Adams Papers

John Adams to Abigail Adams, 13 October 1775

John Adams to Abigail Adams

Octr. 13. 1775

I this day received yours of the 29 of September, and the 1st. of October.

Amidst all your Afflictions, I am greatly rejoiced to find that you all along preserve so proper and so happy a Temper—that you are sensible “the Consolations of Religion are the only sure Comforters.” It is the Constitution under which We are born that if We live long ourselves We must bury our Parents and all our Elder Relatives and many of those who are younger. I have lost a Parent, a Child and a Brother, and each of them left a lasting Impression on my Mind: But, you and I have [many]1 more Relations, and very good Friends to follow to the House [app]ointed for all Flesh, or else We must be followed by them.—In your last you make no Mention of Patty, poor distress’d Girl! I fear the next News I shall hear will be of her Departure, yet I will hope, that Youth, and a strong Constitution which has lasted so long will finally survive. If not We must submit.

DATA RECORDS:
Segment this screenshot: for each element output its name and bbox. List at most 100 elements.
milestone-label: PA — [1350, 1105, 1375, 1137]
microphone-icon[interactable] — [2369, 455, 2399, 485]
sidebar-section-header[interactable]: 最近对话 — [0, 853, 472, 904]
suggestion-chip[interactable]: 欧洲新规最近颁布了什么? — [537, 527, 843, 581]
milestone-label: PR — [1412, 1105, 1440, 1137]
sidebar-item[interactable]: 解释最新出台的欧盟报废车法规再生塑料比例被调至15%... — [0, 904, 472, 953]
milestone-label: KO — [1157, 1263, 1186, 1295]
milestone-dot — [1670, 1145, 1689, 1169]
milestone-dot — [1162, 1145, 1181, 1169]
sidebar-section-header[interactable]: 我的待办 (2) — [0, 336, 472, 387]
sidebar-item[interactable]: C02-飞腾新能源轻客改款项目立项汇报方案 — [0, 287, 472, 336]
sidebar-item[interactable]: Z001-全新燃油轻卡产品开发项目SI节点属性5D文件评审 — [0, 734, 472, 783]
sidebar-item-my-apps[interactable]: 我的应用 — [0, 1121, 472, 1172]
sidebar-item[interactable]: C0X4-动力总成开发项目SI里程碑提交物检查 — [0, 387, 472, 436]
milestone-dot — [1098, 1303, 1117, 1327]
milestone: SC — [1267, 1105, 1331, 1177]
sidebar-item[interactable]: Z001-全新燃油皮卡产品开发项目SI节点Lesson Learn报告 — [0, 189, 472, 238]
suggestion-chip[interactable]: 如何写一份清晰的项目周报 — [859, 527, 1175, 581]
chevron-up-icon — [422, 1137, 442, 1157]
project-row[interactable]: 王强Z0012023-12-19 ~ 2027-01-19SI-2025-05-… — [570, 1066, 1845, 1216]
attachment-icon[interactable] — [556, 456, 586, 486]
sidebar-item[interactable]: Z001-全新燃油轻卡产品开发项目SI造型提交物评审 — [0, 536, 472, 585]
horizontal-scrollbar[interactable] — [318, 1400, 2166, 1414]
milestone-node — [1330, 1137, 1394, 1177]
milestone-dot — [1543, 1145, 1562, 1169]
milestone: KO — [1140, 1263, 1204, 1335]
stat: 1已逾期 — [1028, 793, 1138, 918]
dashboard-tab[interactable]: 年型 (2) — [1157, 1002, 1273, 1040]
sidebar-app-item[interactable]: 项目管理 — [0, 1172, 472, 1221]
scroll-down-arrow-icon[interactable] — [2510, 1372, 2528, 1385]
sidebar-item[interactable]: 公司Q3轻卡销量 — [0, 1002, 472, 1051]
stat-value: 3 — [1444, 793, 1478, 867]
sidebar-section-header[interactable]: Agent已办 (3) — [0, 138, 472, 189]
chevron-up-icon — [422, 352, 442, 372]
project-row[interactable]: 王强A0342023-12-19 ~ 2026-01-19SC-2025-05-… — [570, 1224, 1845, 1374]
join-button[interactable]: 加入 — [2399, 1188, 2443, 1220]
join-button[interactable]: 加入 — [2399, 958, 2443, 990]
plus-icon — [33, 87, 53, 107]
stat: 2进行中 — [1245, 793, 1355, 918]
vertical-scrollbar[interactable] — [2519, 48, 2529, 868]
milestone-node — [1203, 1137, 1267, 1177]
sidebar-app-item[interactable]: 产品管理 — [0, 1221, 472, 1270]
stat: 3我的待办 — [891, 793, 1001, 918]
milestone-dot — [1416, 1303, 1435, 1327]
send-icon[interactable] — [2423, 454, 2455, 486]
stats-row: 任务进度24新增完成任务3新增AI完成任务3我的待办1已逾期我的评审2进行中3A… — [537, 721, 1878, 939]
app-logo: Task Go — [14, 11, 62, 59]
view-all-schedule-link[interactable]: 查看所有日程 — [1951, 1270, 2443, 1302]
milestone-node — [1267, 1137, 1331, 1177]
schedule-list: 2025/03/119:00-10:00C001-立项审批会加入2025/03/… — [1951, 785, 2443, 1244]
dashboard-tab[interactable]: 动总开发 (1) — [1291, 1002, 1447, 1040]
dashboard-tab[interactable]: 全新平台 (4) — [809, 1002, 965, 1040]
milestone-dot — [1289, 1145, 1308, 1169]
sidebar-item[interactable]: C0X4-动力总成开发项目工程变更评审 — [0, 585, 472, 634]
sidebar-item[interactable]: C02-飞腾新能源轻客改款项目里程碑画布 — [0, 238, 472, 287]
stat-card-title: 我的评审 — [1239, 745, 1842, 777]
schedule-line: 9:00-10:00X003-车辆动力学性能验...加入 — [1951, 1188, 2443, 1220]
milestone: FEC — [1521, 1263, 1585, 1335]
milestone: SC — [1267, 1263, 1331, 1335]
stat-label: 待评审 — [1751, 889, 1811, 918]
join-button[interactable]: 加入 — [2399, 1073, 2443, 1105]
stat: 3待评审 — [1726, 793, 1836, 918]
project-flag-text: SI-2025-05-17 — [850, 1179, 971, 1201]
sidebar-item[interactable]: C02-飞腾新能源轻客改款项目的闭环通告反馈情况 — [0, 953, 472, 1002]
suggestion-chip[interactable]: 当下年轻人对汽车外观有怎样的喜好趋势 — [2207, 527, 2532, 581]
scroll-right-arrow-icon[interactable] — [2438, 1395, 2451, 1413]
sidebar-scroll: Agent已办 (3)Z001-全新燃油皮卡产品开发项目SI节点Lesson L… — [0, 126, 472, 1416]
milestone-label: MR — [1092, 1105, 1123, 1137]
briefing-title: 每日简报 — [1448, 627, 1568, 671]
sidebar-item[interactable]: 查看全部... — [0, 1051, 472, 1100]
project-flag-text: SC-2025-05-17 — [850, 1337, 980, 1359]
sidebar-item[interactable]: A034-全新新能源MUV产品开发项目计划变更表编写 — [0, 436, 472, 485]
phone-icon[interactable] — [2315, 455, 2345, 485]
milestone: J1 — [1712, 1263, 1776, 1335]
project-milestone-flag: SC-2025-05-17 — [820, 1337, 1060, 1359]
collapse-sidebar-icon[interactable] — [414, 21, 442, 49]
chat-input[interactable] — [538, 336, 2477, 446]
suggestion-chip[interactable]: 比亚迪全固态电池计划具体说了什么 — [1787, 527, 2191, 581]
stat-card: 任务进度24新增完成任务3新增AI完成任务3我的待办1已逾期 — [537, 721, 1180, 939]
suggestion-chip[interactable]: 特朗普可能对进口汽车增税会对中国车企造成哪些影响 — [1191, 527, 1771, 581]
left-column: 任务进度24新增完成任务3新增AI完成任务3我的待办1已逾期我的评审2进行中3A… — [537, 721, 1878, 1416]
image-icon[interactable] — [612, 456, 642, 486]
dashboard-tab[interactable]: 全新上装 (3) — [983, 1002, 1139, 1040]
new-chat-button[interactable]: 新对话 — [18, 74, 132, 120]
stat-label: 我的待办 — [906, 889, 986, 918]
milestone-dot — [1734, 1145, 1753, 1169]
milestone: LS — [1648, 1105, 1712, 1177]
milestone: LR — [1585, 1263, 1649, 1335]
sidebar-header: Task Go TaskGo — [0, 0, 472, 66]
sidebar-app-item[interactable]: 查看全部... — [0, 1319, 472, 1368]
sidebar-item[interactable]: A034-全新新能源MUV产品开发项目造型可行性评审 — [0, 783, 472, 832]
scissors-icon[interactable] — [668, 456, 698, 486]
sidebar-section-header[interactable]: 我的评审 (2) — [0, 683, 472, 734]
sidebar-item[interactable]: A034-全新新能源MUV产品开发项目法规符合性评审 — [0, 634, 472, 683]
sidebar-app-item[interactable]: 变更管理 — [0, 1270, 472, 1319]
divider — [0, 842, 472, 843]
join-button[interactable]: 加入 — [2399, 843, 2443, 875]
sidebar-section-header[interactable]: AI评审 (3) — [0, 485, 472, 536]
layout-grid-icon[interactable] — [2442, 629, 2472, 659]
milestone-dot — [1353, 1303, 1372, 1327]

YOUR TASKS:
1. In the Adams letter, which letters did John Adams receive that day?
2. Update the Adams letter from "John Adams to Abigail Adams, 13" to "1st. of October.", replacing "September" with "August".
The records play no part in what follows.

RESPONSES IN ORDER:
1. Abigail's letters of 29 September and 1 October.

2.
John Adams to Abigail Adams, 13 October 1775

John Adams to Abigail Adams

Octr. 13. 1775

I this day received yours of the 29 of August, and the 1st. of October.